Records:
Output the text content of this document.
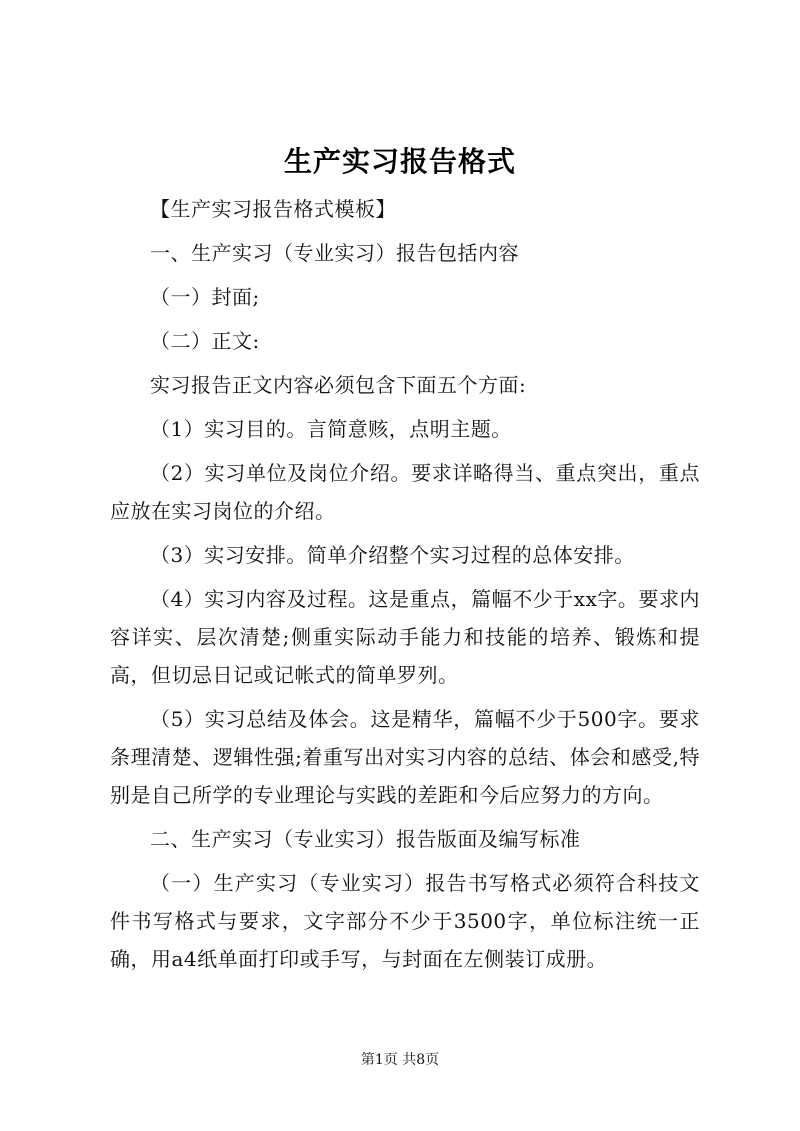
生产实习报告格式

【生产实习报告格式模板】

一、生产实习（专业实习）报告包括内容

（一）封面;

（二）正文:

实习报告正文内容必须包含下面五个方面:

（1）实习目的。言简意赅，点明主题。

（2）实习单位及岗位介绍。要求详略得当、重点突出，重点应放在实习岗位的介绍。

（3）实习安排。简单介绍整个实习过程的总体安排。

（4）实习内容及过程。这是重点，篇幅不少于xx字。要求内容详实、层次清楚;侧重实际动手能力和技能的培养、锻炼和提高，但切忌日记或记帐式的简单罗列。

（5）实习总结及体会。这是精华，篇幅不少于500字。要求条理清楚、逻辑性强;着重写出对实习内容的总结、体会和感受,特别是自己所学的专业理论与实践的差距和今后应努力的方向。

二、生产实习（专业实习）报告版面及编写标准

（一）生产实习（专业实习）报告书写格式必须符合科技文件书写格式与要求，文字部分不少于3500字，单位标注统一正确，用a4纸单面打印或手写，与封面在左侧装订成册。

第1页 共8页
* * *
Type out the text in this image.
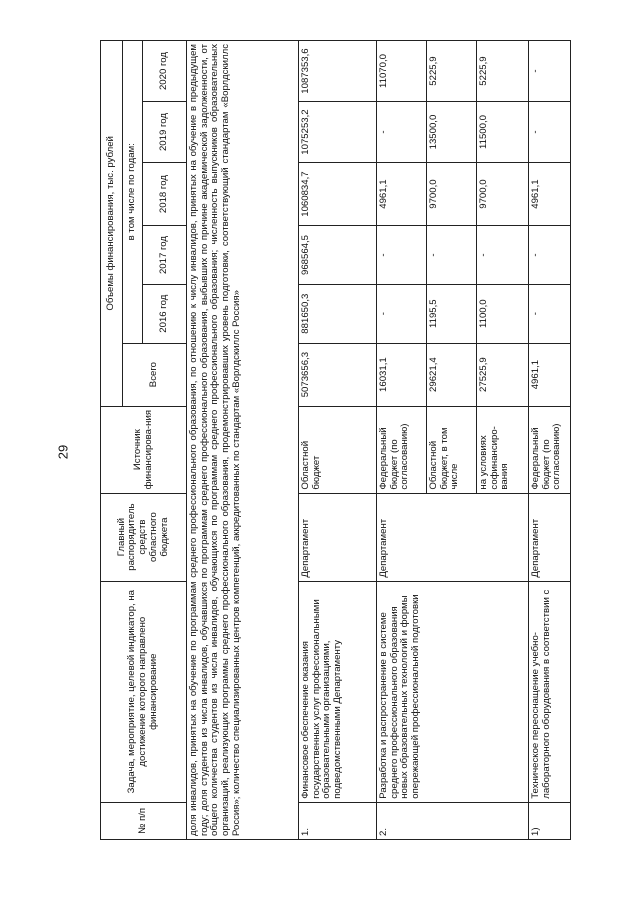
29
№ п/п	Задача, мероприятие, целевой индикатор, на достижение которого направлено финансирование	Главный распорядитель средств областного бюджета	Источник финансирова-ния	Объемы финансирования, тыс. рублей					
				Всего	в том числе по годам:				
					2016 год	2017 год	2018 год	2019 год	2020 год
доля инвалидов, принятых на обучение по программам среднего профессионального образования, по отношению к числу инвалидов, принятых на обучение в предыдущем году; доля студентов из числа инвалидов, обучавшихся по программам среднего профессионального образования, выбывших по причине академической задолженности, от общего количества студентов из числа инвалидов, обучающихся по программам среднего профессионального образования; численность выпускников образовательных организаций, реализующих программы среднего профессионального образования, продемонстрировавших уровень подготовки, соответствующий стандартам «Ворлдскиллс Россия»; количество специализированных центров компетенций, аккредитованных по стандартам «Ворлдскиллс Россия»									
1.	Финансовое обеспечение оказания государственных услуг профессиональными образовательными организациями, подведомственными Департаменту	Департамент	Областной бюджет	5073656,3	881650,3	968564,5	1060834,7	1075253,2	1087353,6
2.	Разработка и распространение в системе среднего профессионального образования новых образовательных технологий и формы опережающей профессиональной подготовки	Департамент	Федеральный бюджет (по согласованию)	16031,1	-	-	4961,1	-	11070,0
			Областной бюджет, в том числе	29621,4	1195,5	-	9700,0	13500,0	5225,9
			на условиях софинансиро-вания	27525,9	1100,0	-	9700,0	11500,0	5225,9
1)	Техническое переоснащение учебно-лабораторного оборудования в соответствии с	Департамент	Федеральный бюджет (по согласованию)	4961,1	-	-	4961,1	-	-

WHAT YOU SHOULD DO:
Filter the entries down to the lines containing "this". Copy each of those lines.

COMPLETE RESPONSE:
Output the text content of this document.
Type out the text in this image.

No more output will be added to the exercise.